#### [EXERCISE DETAILS]
Each entry has to be copied exactly, with nothing missed.

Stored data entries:
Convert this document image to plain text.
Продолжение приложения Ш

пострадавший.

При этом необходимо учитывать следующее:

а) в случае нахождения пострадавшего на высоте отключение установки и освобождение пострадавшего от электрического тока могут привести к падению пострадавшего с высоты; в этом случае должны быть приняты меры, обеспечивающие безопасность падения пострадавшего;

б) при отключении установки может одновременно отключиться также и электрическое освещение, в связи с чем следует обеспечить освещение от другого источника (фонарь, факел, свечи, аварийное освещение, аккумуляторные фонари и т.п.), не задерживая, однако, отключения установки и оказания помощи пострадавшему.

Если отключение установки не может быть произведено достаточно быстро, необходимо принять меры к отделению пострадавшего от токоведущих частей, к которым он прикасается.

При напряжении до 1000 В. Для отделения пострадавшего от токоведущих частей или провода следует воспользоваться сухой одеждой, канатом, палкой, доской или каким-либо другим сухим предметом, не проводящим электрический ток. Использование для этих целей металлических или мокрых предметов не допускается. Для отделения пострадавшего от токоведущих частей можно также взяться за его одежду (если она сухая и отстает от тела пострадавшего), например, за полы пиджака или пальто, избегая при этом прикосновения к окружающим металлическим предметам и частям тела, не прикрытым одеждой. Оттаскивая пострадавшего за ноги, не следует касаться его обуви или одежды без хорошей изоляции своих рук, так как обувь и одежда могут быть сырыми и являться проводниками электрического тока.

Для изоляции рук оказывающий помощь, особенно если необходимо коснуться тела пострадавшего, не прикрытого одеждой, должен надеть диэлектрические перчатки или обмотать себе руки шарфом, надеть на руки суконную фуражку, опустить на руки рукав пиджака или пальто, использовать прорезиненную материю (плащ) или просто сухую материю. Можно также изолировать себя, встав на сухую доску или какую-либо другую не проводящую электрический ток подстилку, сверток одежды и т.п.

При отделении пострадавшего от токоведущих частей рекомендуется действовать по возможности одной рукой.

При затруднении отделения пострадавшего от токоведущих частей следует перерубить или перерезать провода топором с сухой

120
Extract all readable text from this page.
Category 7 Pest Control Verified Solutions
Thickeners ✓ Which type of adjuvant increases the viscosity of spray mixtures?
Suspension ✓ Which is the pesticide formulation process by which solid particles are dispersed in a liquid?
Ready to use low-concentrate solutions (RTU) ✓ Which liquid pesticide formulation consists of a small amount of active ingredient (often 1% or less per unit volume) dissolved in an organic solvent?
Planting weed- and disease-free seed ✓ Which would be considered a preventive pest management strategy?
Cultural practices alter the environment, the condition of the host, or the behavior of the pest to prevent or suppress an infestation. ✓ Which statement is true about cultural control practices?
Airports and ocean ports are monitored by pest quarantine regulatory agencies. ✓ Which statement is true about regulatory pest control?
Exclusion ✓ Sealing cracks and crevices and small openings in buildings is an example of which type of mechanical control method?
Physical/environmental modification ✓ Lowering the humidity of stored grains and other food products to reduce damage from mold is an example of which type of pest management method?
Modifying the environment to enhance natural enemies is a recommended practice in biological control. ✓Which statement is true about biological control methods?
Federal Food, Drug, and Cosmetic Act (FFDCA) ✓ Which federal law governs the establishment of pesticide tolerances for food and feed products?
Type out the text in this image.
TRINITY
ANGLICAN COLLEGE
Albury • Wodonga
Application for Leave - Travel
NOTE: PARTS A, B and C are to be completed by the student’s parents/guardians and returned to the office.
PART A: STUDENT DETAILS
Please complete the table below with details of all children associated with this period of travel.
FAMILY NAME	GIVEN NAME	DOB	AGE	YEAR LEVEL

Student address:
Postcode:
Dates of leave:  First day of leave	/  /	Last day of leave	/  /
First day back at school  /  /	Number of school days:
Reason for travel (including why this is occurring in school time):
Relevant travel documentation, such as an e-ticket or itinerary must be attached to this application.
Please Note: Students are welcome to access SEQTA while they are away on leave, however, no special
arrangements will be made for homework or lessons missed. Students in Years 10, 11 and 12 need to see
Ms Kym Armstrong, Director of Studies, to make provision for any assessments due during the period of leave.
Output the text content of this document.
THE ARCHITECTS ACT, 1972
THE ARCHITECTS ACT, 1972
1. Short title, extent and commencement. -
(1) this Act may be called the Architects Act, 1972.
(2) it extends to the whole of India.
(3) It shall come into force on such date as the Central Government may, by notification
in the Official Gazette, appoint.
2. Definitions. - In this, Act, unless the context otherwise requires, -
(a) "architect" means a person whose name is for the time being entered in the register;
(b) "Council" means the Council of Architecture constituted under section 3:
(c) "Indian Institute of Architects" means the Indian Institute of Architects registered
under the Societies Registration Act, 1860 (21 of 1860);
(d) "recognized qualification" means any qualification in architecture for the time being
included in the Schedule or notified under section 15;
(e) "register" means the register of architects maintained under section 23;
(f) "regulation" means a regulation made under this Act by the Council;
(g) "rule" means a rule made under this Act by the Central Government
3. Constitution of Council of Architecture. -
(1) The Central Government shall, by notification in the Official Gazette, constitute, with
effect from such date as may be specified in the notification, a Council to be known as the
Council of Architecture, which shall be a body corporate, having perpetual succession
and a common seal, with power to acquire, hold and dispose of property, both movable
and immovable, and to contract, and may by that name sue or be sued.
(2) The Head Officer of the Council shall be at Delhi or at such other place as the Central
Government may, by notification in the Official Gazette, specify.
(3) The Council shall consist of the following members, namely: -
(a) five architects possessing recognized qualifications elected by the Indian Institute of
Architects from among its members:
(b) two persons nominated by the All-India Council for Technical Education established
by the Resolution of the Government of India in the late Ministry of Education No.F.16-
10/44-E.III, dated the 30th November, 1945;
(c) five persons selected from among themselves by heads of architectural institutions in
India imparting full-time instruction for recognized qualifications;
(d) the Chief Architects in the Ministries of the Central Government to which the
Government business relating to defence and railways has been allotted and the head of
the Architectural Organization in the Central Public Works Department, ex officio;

#### [EXPECTED ANSWER]
Convert this document image to plain text.
Продолжение приложения Ш

пострадавший.

При этом необходимо учитывать следующее:

а) в случае нахождения пострадавшего на высоте отключение установки и освобождение пострадавшего от электрического тока могут привести к падению пострадавшего с высоты; в этом случае должны быть приняты меры, обеспечивающие безопасность падения пострадавшего;

б) при отключении установки может одновременно отключиться также и электрическое освещение, в связи с чем следует обеспечить освещение от другого источника (фонарь, факел, свечи, аварийное освещение, аккумуляторные фонари и т.п.), не задерживая, однако, отключения установки и оказания помощи пострадавшему.

Если отключение установки не может быть произведено достаточно быстро, необходимо принять меры к отделению пострадавшего от токоведущих частей, к которым он прикасается.

При напряжении до 1000 В. Для отделения пострадавшего от токоведущих частей или провода следует воспользоваться сухой одеждой, канатом, палкой, доской или каким-либо другим сухим предметом, не проводящим электрический ток. Использование для этих целей металлических или мокрых предметов не допускается. Для отделения пострадавшего от токоведущих частей можно также взяться за его одежду (если она сухая и отстает от тела пострадавшего), например, за полы пиджака или пальто, избегая при этом прикосновения к окружающим металлическим предметам и частям тела, не прикрытым одеждой. Оттаскивая пострадавшего за ноги, не следует касаться его обуви или одежды без хорошей изоляции своих рук, так как обувь и одежда могут быть сырыми и являться проводниками электрического тока.

Для изоляции рук оказывающий помощь, особенно если необходимо коснуться тела пострадавшего, не прикрытого одеждой, должен надеть диэлектрические перчатки или обмотать себе руки шарфом, надеть на руки суконную фуражку, опустить на руки рукав пиджака или пальто, использовать прорезиненную материю (плащ) или просто сухую материю. Можно также изолировать себя, встав на сухую доску или какую-либо другую не проводящую электрический ток подстилку, сверток одежды и т.п.

При отделении пострадавшего от токоведущих частей рекомендуется действовать по возможности одной рукой.

При затруднении отделения пострадавшего от токоведущих частей следует перерубить или перерезать провода топором с сухой

120
Extract all readable text from this page.
Category 7 Pest Control Verified Solutions
Thickeners ✓ Which type of adjuvant increases the viscosity of spray mixtures?
Suspension ✓ Which is the pesticide formulation process by which solid particles are dispersed in a liquid?
Ready to use low-concentrate solutions (RTU) ✓ Which liquid pesticide formulation consists of a small amount of active ingredient (often 1% or less per unit volume) dissolved in an organic solvent?
Planting weed- and disease-free seed ✓ Which would be considered a preventive pest management strategy?
Cultural practices alter the environment, the condition of the host, or the behavior of the pest to prevent or suppress an infestation. ✓ Which statement is true about cultural control practices?
Airports and ocean ports are monitored by pest quarantine regulatory agencies. ✓ Which statement is true about regulatory pest control?
Exclusion ✓ Sealing cracks and crevices and small openings in buildings is an example of which type of mechanical control method?
Physical/environmental modification ✓ Lowering the humidity of stored grains and other food products to reduce damage from mold is an example of which type of pest management method?
Modifying the environment to enhance natural enemies is a recommended practice in biological control. ✓Which statement is true about biological control methods?
Federal Food, Drug, and Cosmetic Act (FFDCA) ✓ Which federal law governs the establishment of pesticide tolerances for food and feed products?
Type out the text in this image.
TRINITY
ANGLICAN COLLEGE
Albury • Wodonga
Application for Leave - Travel
NOTE: PARTS A, B and C are to be completed by the student’s parents/guardians and returned to the office.
PART A: STUDENT DETAILS
Please complete the table below with details of all children associated with this period of travel.
FAMILY NAME	GIVEN NAME	DOB	AGE	YEAR LEVEL

Student address:
Postcode:
Dates of leave:  First day of leave	/  /	Last day of leave	/  /
First day back at school  /  /	Number of school days:
Reason for travel (including why this is occurring in school time):
Relevant travel documentation, such as an e-ticket or itinerary must be attached to this application.
Please Note: Students are welcome to access SEQTA while they are away on leave, however, no special
arrangements will be made for homework or lessons missed. Students in Years 10, 11 and 12 need to see
Ms Kym Armstrong, Director of Studies, to make provision for any assessments due during the period of leave.
Output the text content of this document.
THE ARCHITECTS ACT, 1972
THE ARCHITECTS ACT, 1972
1. Short title, extent and commencement. -
(1) this Act may be called the Architects Act, 1972.
(2) it extends to the whole of India.
(3) It shall come into force on such date as the Central Government may, by notification
in the Official Gazette, appoint.
2. Definitions. - In this, Act, unless the context otherwise requires, -
(a) "architect" means a person whose name is for the time being entered in the register;
(b) "Council" means the Council of Architecture constituted under section 3:
(c) "Indian Institute of Architects" means the Indian Institute of Architects registered
under the Societies Registration Act, 1860 (21 of 1860);
(d) "recognized qualification" means any qualification in architecture for the time being
included in the Schedule or notified under section 15;
(e) "register" means the register of architects maintained under section 23;
(f) "regulation" means a regulation made under this Act by the Council;
(g) "rule" means a rule made under this Act by the Central Government
3. Constitution of Council of Architecture. -
(1) The Central Government shall, by notification in the Official Gazette, constitute, with
effect from such date as may be specified in the notification, a Council to be known as the
Council of Architecture, which shall be a body corporate, having perpetual succession
and a common seal, with power to acquire, hold and dispose of property, both movable
and immovable, and to contract, and may by that name sue or be sued.
(2) The Head Officer of the Council shall be at Delhi or at such other place as the Central
Government may, by notification in the Official Gazette, specify.
(3) The Council shall consist of the following members, namely: -
(a) five architects possessing recognized qualifications elected by the Indian Institute of
Architects from among its members:
(b) two persons nominated by the All-India Council for Technical Education established
by the Resolution of the Government of India in the late Ministry of Education No.F.16-
10/44-E.III, dated the 30th November, 1945;
(c) five persons selected from among themselves by heads of architectural institutions in
India imparting full-time instruction for recognized qualifications;
(d) the Chief Architects in the Ministries of the Central Government to which the
Government business relating to defence and railways has been allotted and the head of
the Architectural Organization in the Central Public Works Department, ex officio;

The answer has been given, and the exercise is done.